>> Begin Material for this exercise

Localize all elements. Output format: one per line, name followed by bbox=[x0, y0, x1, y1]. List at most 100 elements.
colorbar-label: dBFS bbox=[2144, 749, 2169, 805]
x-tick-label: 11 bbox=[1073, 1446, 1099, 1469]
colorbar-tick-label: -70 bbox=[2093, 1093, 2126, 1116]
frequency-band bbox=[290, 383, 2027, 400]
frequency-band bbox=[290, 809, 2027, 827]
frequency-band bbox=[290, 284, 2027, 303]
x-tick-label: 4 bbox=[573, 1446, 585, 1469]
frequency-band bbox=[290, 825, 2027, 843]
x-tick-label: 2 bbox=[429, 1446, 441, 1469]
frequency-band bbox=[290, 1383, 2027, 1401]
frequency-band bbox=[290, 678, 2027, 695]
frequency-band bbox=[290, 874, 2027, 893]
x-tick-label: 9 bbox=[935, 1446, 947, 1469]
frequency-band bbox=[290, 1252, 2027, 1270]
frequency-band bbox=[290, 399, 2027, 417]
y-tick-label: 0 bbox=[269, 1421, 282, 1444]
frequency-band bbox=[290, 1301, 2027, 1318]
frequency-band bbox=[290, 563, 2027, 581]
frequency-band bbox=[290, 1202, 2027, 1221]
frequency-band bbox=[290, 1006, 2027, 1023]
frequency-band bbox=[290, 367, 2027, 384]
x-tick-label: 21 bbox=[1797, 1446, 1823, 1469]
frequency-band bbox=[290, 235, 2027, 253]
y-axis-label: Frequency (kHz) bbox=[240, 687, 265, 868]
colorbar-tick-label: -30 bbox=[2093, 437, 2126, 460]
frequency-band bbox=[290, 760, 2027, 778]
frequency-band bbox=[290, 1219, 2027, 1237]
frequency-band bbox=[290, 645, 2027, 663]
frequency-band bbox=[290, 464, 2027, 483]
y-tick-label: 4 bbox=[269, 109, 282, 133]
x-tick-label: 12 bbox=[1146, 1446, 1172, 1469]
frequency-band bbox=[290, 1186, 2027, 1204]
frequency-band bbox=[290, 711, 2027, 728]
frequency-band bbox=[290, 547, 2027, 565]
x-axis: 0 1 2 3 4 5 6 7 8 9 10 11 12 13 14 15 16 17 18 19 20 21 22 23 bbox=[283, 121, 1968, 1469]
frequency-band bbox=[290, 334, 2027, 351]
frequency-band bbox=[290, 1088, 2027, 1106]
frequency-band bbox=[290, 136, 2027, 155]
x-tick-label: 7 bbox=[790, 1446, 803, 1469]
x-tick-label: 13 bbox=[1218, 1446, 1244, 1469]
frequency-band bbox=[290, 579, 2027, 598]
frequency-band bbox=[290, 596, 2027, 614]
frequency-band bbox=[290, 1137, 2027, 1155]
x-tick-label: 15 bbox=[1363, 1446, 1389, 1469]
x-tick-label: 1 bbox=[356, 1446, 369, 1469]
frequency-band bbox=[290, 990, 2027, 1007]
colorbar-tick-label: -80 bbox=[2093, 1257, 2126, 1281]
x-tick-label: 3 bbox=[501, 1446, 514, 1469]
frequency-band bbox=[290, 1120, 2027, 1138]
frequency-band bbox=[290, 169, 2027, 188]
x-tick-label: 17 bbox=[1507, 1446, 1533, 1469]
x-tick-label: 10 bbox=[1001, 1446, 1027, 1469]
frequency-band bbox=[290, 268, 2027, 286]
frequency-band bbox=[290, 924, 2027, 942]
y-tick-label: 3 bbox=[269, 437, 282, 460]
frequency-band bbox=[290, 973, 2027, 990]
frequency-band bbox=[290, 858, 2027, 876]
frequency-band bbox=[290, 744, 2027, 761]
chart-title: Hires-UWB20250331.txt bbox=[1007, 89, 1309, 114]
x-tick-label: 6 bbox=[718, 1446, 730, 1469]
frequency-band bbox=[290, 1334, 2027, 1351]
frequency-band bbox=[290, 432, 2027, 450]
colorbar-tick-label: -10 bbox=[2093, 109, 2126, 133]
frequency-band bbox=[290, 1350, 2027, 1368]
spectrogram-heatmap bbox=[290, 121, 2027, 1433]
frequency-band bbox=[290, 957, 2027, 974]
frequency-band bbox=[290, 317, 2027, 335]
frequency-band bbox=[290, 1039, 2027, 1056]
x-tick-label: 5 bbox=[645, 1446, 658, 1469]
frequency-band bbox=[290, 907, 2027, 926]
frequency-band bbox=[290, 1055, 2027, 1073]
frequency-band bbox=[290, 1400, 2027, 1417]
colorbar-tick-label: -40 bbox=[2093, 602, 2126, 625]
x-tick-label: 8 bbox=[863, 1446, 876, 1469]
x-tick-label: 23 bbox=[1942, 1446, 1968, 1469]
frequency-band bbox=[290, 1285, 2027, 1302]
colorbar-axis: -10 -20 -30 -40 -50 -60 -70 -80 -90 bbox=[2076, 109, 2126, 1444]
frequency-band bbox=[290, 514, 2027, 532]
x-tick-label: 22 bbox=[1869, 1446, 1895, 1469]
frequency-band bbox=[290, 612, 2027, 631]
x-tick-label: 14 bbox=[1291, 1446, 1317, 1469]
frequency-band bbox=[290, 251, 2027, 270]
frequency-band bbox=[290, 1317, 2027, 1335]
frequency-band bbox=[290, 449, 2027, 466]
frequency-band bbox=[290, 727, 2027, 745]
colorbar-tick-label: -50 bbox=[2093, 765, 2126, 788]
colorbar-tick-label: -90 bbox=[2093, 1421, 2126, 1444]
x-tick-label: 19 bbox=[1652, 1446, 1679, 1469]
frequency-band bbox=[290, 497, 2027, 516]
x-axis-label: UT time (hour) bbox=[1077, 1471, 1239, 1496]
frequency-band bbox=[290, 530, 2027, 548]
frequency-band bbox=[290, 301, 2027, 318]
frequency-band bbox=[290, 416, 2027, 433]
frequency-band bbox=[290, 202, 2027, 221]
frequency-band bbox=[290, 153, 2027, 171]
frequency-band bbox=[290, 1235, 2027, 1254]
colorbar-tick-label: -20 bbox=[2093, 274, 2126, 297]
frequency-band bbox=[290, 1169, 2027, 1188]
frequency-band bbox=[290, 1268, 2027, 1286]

>> End Material for this exercise

Problem:
Give the listing from its first line through the line with "frequency-band bbox=[290, 547, 2027, 565]" as a numbered list, including both of those lines. Leave out any blank lines.

Solution for this task:
1. Localize all elements. Output format: one per line, name followed by bbox=[x0, y0, x1, y1]. List at most 100 elements.
2. colorbar-label: dBFS bbox=[2144, 749, 2169, 805]
3. x-tick-label: 11 bbox=[1073, 1446, 1099, 1469]
4. colorbar-tick-label: -70 bbox=[2093, 1093, 2126, 1116]
5. frequency-band bbox=[290, 383, 2027, 400]
6. frequency-band bbox=[290, 809, 2027, 827]
7. frequency-band bbox=[290, 284, 2027, 303]
8. x-tick-label: 4 bbox=[573, 1446, 585, 1469]
9. frequency-band bbox=[290, 825, 2027, 843]
10. x-tick-label: 2 bbox=[429, 1446, 441, 1469]
11. frequency-band bbox=[290, 1383, 2027, 1401]
12. frequency-band bbox=[290, 678, 2027, 695]
13. frequency-band bbox=[290, 874, 2027, 893]
14. x-tick-label: 9 bbox=[935, 1446, 947, 1469]
15. frequency-band bbox=[290, 1252, 2027, 1270]
16. frequency-band bbox=[290, 399, 2027, 417]
17. y-tick-label: 0 bbox=[269, 1421, 282, 1444]
18. frequency-band bbox=[290, 1301, 2027, 1318]
19. frequency-band bbox=[290, 563, 2027, 581]
20. frequency-band bbox=[290, 1202, 2027, 1221]
21. frequency-band bbox=[290, 1006, 2027, 1023]
22. frequency-band bbox=[290, 367, 2027, 384]
23. x-tick-label: 21 bbox=[1797, 1446, 1823, 1469]
24. frequency-band bbox=[290, 235, 2027, 253]
25. y-axis-label: Frequency (kHz) bbox=[240, 687, 265, 868]
26. colorbar-tick-label: -30 bbox=[2093, 437, 2126, 460]
27. frequency-band bbox=[290, 760, 2027, 778]
28. frequency-band bbox=[290, 1219, 2027, 1237]
29. frequency-band bbox=[290, 645, 2027, 663]
30. frequency-band bbox=[290, 464, 2027, 483]
31. y-tick-label: 4 bbox=[269, 109, 282, 133]
32. x-tick-label: 12 bbox=[1146, 1446, 1172, 1469]
33. frequency-band bbox=[290, 1186, 2027, 1204]
34. frequency-band bbox=[290, 711, 2027, 728]
35. frequency-band bbox=[290, 547, 2027, 565]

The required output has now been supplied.